# Text to read
As you can see from this data, running on AWS gives you the best price-performance ratio for Windows workloads.

Fact check #3: What does an optimized TCO for Windows workloads in the cloud look like?

When assessing which cloud to run your Windows workloads, your comparison must go well beyond just the compute and support costs. Look at the TCO of your workloads and include everything necessary to run and support these workloads, like storage, networking, and the cost benefits of better reliability. Then, see how you can use the cloud to lower your overall TCO.

So how do you lower your costs to run Windows workloads like Windows Server and SQL Server in the cloud? Optimize those workloads for the scalability and flexibility of cloud. When companies plan cloud migrations on their own, they often use a spreadsheet inventory of their on-premises servers and try to map them, one-to-one, to new cloud-based servers. But these inventories don’t account for the capabilities of cloud-based systems.

On-premises servers are not optimized, with 84% of workloads currently over-provisioned. Many Windows and SQL Server 2008 workloads are running on older, slower server hardware. By sizing your workloads for performance and capability, not by physical servers, you can optimize your cloud migration.

Reducing the number of licenses that you use, both by server and core counts, can also drive significant cost savings. See which on-premises workloads are fault-tolerant, and then use Amazon EC2 Spot Instances to save up to 90% on your compute costs vs. On-Demand pricing.

To get the most out of moving your Windows workloads into the cloud, review and optimize each workload to take best advantage of cloud scalability and flexibility. Our customers have made the most efficient use of cloud resources by working with assessment partners like Movere or TSO Logic, which is now part of AWS.

By running detailed assessments of their environments before migration, customers can yield up to 36% savings using AWS over three years. Customer with optimized environments often find that their AWS solutions are price-competitive with Microsoft even before taking in account the AWS price-performance advantage.

# Set exercise 1
Extract word for word the section of the Windows workloads article that begins at the words "On-premises servers are" and ends after the words "part of AWS.".
# Set exercise 2
Answer these questions from the Windows workloads article:
(a) What share of on-premises workloads is currently over-provisioned?
(b) How much can Amazon EC2 Spot Instances save on compute costs, and compared with what pricing?
(c) What savings over three years can detailed assessments before migration yield using AWS?
# Set exercise 3
Carry on the Windows workloads article from its final sentence.

# Source data
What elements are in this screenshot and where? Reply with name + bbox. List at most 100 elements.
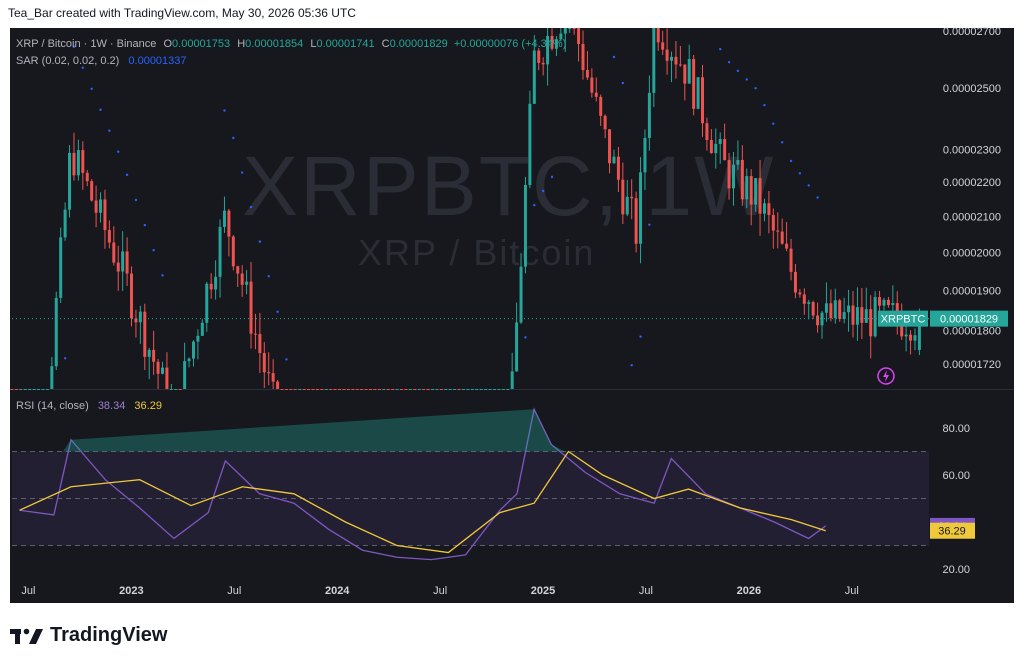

# Written answer 1
On-premises servers are not optimized, with 84% of workloads currently over-provisioned. Many Windows and SQL Server 2008 workloads are running on older, slower server hardware. By sizing your workloads for performance and capability, not by physical servers, you can optimize your cloud migration.

Reducing the number of licenses that you use, both by server and core counts, can also drive significant cost savings. See which on-premises workloads are fault-tolerant, and then use Amazon EC2 Spot Instances to save up to 90% on your compute costs vs. On-Demand pricing.

To get the most out of moving your Windows workloads into the cloud, review and optimize each workload to take best advantage of cloud scalability and flexibility. Our customers have made the most efficient use of cloud resources by working with assessment partners like Movere or TSO Logic, which is now part of AWS.

# Written answer 2
(a) 84% of workloads.
(b) Up to 90% on compute costs, compared with On-Demand pricing.
(c) Up to 36% savings.

# Written answer 3
In addition, you can optimize utilization with AWS Trusted Advisor. In fact, over the last couple years, we’ve used AWS Trusted Advisor to tell customers how to spend less money with us, leading to hundreds of millions of dollars in savings for our customers every year.

Why run Windows Server and SQL Server anywhere else but AWS?

For the past 10 years, many companies, such as Adobe and Salesforce, have trusted AWS to run Windows-based workloads such as Windows Server and SQL Server. Many customers tell us the reasons they choose AWS is due to TCO and reliability. Customers have been able to run their Windows workloads with lower costs and higher performance than on any other cloud. To learn more about our story and why customers trust AWS for their Windows workloads, check out Windows on AWS.

After the workloads are optimized for cloud, you can save even more money by efficiently managing your Window Server and SQL Server licenses with AWS License Manager. By the way, License Manager lets you manage on-premises and in the cloud, as well as other software like SAP, Oracle, and IBM.

Dedicated hosts allow customers to bring Windows Server and SQL Server licenses with or without Software Assurance. Licenses without Software Assurance cannot be taken to Azure. Furthermore, Dedicated Hosts allow customers to license Windows Server at the physical level and achieve a greater number of instances at a lower price than they would get through Azure Hybrid Use Benefits.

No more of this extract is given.